Return the full listing exactly as it is written.
··········
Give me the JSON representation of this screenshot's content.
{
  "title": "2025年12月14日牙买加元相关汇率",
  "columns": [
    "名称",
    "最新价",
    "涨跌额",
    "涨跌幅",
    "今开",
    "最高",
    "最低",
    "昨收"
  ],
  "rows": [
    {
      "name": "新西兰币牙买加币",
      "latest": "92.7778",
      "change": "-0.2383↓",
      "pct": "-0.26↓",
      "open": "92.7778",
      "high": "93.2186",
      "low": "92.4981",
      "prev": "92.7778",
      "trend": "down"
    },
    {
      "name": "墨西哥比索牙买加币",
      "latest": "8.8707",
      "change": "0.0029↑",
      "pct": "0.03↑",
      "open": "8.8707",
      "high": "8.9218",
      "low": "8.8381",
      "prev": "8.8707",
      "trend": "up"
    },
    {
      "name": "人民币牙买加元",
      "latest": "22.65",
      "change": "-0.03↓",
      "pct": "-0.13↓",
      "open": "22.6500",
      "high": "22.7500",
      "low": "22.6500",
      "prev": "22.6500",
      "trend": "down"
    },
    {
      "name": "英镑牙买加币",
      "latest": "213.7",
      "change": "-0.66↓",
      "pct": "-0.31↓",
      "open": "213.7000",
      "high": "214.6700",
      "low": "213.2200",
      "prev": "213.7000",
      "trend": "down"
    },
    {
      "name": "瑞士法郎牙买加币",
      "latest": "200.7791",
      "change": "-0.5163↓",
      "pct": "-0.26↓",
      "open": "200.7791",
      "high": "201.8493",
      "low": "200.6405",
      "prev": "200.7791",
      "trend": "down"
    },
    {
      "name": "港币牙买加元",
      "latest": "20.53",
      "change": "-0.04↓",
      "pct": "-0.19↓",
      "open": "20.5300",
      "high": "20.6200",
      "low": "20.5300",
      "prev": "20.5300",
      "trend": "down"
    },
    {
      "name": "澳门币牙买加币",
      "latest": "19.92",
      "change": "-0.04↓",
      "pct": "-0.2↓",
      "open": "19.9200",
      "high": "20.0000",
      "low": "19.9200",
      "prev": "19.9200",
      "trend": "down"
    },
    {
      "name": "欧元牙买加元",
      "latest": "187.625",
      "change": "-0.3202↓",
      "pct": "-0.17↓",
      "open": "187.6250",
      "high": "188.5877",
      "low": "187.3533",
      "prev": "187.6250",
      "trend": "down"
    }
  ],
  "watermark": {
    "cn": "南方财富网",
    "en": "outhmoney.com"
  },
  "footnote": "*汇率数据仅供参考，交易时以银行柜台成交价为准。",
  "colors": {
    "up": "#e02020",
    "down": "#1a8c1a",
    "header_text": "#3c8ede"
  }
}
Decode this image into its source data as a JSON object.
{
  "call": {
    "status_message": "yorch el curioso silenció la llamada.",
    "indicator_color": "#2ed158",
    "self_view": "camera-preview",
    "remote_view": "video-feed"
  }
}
··········
### EXERCISE RESPONSE:
Give me the JSON representation of this screenshot's content.
{
  "title": "2025年12月14日牙买加元相关汇率",
  "columns": [
    "名称",
    "最新价",
    "涨跌额",
    "涨跌幅",
    "今开",
    "最高",
    "最低",
    "昨收"
  ],
  "rows": [
    {
      "name": "新西兰币牙买加币",
      "latest": "92.7778",
      "change": "-0.2383↓",
      "pct": "-0.26↓",
      "open": "92.7778",
      "high": "93.2186",
      "low": "92.4981",
      "prev": "92.7778",
      "trend": "down"
    },
    {
      "name": "墨西哥比索牙买加币",
      "latest": "8.8707",
      "change": "0.0029↑",
      "pct": "0.03↑",
      "open": "8.8707",
      "high": "8.9218",
      "low": "8.8381",
      "prev": "8.8707",
      "trend": "up"
    },
    {
      "name": "人民币牙买加元",
      "latest": "22.65",
      "change": "-0.03↓",
      "pct": "-0.13↓",
      "open": "22.6500",
      "high": "22.7500",
      "low": "22.6500",
      "prev": "22.6500",
      "trend": "down"
    },
    {
      "name": "英镑牙买加币",
      "latest": "213.7",
      "change": "-0.66↓",
      "pct": "-0.31↓",
      "open": "213.7000",
      "high": "214.6700",
      "low": "213.2200",
      "prev": "213.7000",
      "trend": "down"
    },
    {
      "name": "瑞士法郎牙买加币",
      "latest": "200.7791",
      "change": "-0.5163↓",
      "pct": "-0.26↓",
      "open": "200.7791",
      "high": "201.8493",
      "low": "200.6405",
      "prev": "200.7791",
      "trend": "down"
    },
    {
      "name": "港币牙买加元",
      "latest": "20.53",
      "change": "-0.04↓",
      "pct": "-0.19↓",
      "open": "20.5300",
      "high": "20.6200",
      "low": "20.5300",
      "prev": "20.5300",
      "trend": "down"
    },
    {
      "name": "澳门币牙买加币",
      "latest": "19.92",
      "change": "-0.04↓",
      "pct": "-0.2↓",
      "open": "19.9200",
      "high": "20.0000",
      "low": "19.9200",
      "prev": "19.9200",
      "trend": "down"
    },
    {
      "name": "欧元牙买加元",
      "latest": "187.625",
      "change": "-0.3202↓",
      "pct": "-0.17↓",
      "open": "187.6250",
      "high": "188.5877",
      "low": "187.3533",
      "prev": "187.6250",
      "trend": "down"
    }
  ],
  "watermark": {
    "cn": "南方财富网",
    "en": "outhmoney.com"
  },
  "footnote": "*汇率数据仅供参考，交易时以银行柜台成交价为准。",
  "colors": {
    "up": "#e02020",
    "down": "#1a8c1a",
    "header_text": "#3c8ede"
  }
}
Decode this image into its source data as a JSON object.
{
  "call": {
    "status_message": "yorch el curioso silenció la llamada.",
    "indicator_color": "#2ed158",
    "self_view": "camera-preview",
    "remote_view": "video-feed"
  }
}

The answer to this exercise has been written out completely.